Goal -
Quote the items verbatim from the first line through the line containing "data-point [790, 588, 794, 592]", inclusive.

###

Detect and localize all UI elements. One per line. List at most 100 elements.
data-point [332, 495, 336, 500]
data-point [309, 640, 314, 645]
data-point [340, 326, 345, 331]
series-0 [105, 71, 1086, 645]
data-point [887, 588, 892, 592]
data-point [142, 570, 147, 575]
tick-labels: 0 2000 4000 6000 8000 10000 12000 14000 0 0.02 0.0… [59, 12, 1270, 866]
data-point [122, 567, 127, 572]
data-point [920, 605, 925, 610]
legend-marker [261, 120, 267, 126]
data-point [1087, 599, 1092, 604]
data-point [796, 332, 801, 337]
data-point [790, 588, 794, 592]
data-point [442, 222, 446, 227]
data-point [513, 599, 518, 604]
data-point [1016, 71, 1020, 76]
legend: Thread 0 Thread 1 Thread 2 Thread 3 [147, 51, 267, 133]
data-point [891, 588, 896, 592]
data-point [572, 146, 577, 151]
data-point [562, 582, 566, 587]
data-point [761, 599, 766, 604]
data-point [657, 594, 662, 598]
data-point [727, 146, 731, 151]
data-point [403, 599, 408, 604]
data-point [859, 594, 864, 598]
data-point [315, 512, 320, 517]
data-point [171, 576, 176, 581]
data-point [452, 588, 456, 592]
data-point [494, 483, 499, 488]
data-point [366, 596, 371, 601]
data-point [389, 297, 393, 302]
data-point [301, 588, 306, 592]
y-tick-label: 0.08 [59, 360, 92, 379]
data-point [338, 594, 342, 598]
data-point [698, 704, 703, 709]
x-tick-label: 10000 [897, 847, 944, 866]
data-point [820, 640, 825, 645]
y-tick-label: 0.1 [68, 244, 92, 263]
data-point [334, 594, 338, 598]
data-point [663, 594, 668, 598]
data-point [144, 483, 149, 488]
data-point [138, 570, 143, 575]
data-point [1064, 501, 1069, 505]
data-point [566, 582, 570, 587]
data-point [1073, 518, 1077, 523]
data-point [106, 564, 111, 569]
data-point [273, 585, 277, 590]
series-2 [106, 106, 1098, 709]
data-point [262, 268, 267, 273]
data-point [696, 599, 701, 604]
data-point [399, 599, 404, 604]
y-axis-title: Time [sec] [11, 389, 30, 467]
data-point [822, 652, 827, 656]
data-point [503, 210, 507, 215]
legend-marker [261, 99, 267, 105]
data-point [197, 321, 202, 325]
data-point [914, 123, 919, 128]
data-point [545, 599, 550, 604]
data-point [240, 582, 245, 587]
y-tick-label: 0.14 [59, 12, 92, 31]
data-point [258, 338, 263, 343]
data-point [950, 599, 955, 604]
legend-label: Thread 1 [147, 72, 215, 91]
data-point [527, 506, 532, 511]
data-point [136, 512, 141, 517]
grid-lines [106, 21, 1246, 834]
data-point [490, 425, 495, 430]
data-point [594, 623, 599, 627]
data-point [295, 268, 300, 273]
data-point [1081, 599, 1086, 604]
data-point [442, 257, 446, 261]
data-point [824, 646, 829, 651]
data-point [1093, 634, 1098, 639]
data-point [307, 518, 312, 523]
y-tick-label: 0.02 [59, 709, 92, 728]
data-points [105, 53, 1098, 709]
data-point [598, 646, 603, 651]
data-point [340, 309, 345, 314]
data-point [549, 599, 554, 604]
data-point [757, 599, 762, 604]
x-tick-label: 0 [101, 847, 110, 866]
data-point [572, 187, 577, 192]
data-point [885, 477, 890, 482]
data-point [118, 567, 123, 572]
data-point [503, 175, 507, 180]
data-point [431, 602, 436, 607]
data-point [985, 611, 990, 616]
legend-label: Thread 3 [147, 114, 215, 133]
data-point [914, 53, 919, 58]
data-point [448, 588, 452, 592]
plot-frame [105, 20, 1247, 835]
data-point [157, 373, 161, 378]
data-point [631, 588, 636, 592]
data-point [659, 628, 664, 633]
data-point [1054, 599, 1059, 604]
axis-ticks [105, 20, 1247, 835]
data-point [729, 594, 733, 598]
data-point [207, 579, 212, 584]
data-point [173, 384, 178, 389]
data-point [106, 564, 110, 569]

###

Right answer -
Detect and localize all UI elements. One per line. List at most 100 elements.
data-point [332, 495, 336, 500]
data-point [309, 640, 314, 645]
data-point [340, 326, 345, 331]
series-0 [105, 71, 1086, 645]
data-point [887, 588, 892, 592]
data-point [142, 570, 147, 575]
tick-labels: 0 2000 4000 6000 8000 10000 12000 14000 0 0.02 0.0… [59, 12, 1270, 866]
data-point [122, 567, 127, 572]
data-point [920, 605, 925, 610]
legend-marker [261, 120, 267, 126]
data-point [1087, 599, 1092, 604]
data-point [796, 332, 801, 337]
data-point [790, 588, 794, 592]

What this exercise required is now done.